Transcribe everything in the data word for word. Pictures are left out.

**Figure dataset records**
>>>>>
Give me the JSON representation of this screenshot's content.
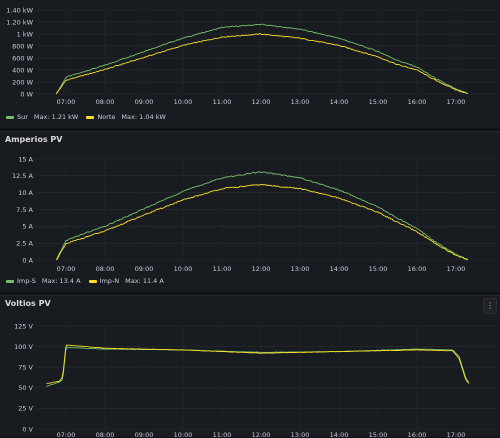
{
  "colors": {
    "green": "#73bf69",
    "yellow": "#fade2a"
  },
  "x_ticks": [
    "07:00",
    "08:00",
    "09:00",
    "10:00",
    "11:00",
    "12:00",
    "13:00",
    "14:00",
    "15:00",
    "16:00",
    "17:00"
  ],
  "panels": [
    {
      "title": "",
      "y_ticks": [
        "0 W",
        "200 W",
        "400 W",
        "600 W",
        "800 W",
        "1 kW",
        "1.20 kW",
        "1.40 kW"
      ],
      "legend": [
        {
          "name": "Sur",
          "max_label": "Max: 1.21 kW",
          "color": "#73bf69"
        },
        {
          "name": "Norte",
          "max_label": "Max: 1.04 kW",
          "color": "#fade2a"
        }
      ]
    },
    {
      "title": "Amperios PV",
      "y_ticks": [
        "0 A",
        "2.5 A",
        "5 A",
        "7.5 A",
        "10 A",
        "12.5 A",
        "15 A"
      ],
      "legend": [
        {
          "name": "Imp-S",
          "max_label": "Max: 13.4 A",
          "color": "#73bf69"
        },
        {
          "name": "Imp-N",
          "max_label": "Max: 11.4 A",
          "color": "#fade2a"
        }
      ]
    },
    {
      "title": "Voltios PV",
      "menu_icon": "vertical-ellipsis-icon",
      "menu_glyph": "⋮",
      "y_ticks": [
        "0 V",
        "25 V",
        "50 V",
        "75 V",
        "100 V",
        "125 V"
      ],
      "legend": []
    }
  ],
  "chart_data": [
    {
      "type": "line",
      "x": [
        "06:45",
        "07:00",
        "07:30",
        "08:00",
        "09:00",
        "10:00",
        "11:00",
        "12:00",
        "13:00",
        "14:00",
        "15:00",
        "15:30",
        "16:00",
        "16:30",
        "17:00",
        "17:20"
      ],
      "ylim": [
        0,
        1400
      ],
      "series": [
        {
          "name": "Sur",
          "values": [
            0,
            280,
            380,
            480,
            710,
            930,
            1110,
            1160,
            1080,
            930,
            710,
            560,
            450,
            250,
            80,
            0
          ]
        },
        {
          "name": "Norte",
          "values": [
            0,
            230,
            320,
            410,
            610,
            810,
            950,
            1000,
            930,
            810,
            620,
            490,
            400,
            220,
            70,
            0
          ]
        }
      ]
    },
    {
      "type": "line",
      "x": [
        "06:45",
        "07:00",
        "07:30",
        "08:00",
        "09:00",
        "10:00",
        "11:00",
        "12:00",
        "13:00",
        "14:00",
        "15:00",
        "15:30",
        "16:00",
        "16:30",
        "17:00",
        "17:20"
      ],
      "ylim": [
        0,
        15
      ],
      "series": [
        {
          "name": "Imp-S",
          "values": [
            0,
            2.9,
            4.0,
            5.0,
            7.6,
            10.2,
            12.2,
            13.1,
            12.2,
            10.4,
            7.9,
            6.2,
            4.7,
            2.6,
            0.8,
            0
          ]
        },
        {
          "name": "Imp-N",
          "values": [
            0,
            2.4,
            3.4,
            4.3,
            6.7,
            8.9,
            10.6,
            11.2,
            10.6,
            9.2,
            7.1,
            5.6,
            4.2,
            2.3,
            0.7,
            0
          ]
        }
      ]
    },
    {
      "type": "line",
      "x": [
        "06:30",
        "06:50",
        "06:55",
        "07:00",
        "08:00",
        "10:00",
        "12:00",
        "14:00",
        "16:00",
        "16:55",
        "17:05",
        "17:15",
        "17:20"
      ],
      "ylim": [
        0,
        125
      ],
      "series": [
        {
          "name": "",
          "values": [
            52,
            57,
            60,
            99,
            97,
            96,
            93,
            94,
            97,
            96,
            88,
            62,
            56
          ]
        },
        {
          "name": "",
          "values": [
            55,
            58,
            64,
            102,
            98,
            96,
            92,
            94,
            96,
            95,
            85,
            60,
            55
          ]
        }
      ]
    }
  ]
}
<<<<<
**Solved problem**
Give me the JSON representation of this screenshot's content.
{
  "colors": {
    "green": "#73bf69",
    "yellow": "#fade2a"
  },
  "x_ticks": [
    "07:00",
    "08:00",
    "09:00",
    "10:00",
    "11:00",
    "12:00",
    "13:00",
    "14:00",
    "15:00",
    "16:00",
    "17:00"
  ],
  "panels": [
    {
      "title": "",
      "y_ticks": [
        "0 W",
        "200 W",
        "400 W",
        "600 W",
        "800 W",
        "1 kW",
        "1.20 kW",
        "1.40 kW"
      ],
      "legend": [
        {
          "name": "Sur",
          "max_label": "Max: 1.21 kW",
          "color": "#73bf69"
        },
        {
          "name": "Norte",
          "max_label": "Max: 1.04 kW",
          "color": "#fade2a"
        }
      ]
    },
    {
      "title": "Amperios PV",
      "y_ticks": [
        "0 A",
        "2.5 A",
        "5 A",
        "7.5 A",
        "10 A",
        "12.5 A",
        "15 A"
      ],
      "legend": [
        {
          "name": "Imp-S",
          "max_label": "Max: 13.4 A",
          "color": "#73bf69"
        },
        {
          "name": "Imp-N",
          "max_label": "Max: 11.4 A",
          "color": "#fade2a"
        }
      ]
    },
    {
      "title": "Voltios PV",
      "menu_icon": "vertical-ellipsis-icon",
      "menu_glyph": "⋮",
      "y_ticks": [
        "0 V",
        "25 V",
        "50 V",
        "75 V",
        "100 V",
        "125 V"
      ],
      "legend": []
    }
  ],
  "chart_data": [
    {
      "type": "line",
      "x": [
        "06:45",
        "07:00",
        "07:30",
        "08:00",
        "09:00",
        "10:00",
        "11:00",
        "12:00",
        "13:00",
        "14:00",
        "15:00",
        "15:30",
        "16:00",
        "16:30",
        "17:00",
        "17:20"
      ],
      "ylim": [
        0,
        1400
      ],
      "series": [
        {
          "name": "Sur",
          "values": [
            0,
            280,
            380,
            480,
            710,
            930,
            1110,
            1160,
            1080,
            930,
            710,
            560,
            450,
            250,
            80,
            0
          ]
        },
        {
          "name": "Norte",
          "values": [
            0,
            230,
            320,
            410,
            610,
            810,
            950,
            1000,
            930,
            810,
            620,
            490,
            400,
            220,
            70,
            0
          ]
        }
      ]
    },
    {
      "type": "line",
      "x": [
        "06:45",
        "07:00",
        "07:30",
        "08:00",
        "09:00",
        "10:00",
        "11:00",
        "12:00",
        "13:00",
        "14:00",
        "15:00",
        "15:30",
        "16:00",
        "16:30",
        "17:00",
        "17:20"
      ],
      "ylim": [
        0,
        15
      ],
      "series": [
        {
          "name": "Imp-S",
          "values": [
            0,
            2.9,
            4.0,
            5.0,
            7.6,
            10.2,
            12.2,
            13.1,
            12.2,
            10.4,
            7.9,
            6.2,
            4.7,
            2.6,
            0.8,
            0
          ]
        },
        {
          "name": "Imp-N",
          "values": [
            0,
            2.4,
            3.4,
            4.3,
            6.7,
            8.9,
            10.6,
            11.2,
            10.6,
            9.2,
            7.1,
            5.6,
            4.2,
            2.3,
            0.7,
            0
          ]
        }
      ]
    },
    {
      "type": "line",
      "x": [
        "06:30",
        "06:50",
        "06:55",
        "07:00",
        "08:00",
        "10:00",
        "12:00",
        "14:00",
        "16:00",
        "16:55",
        "17:05",
        "17:15",
        "17:20"
      ],
      "ylim": [
        0,
        125
      ],
      "series": [
        {
          "name": "",
          "values": [
            52,
            57,
            60,
            99,
            97,
            96,
            93,
            94,
            97,
            96,
            88,
            62,
            56
          ]
        },
        {
          "name": "",
          "values": [
            55,
            58,
            64,
            102,
            98,
            96,
            92,
            94,
            96,
            95,
            85,
            60,
            55
          ]
        }
      ]
    }
  ]
}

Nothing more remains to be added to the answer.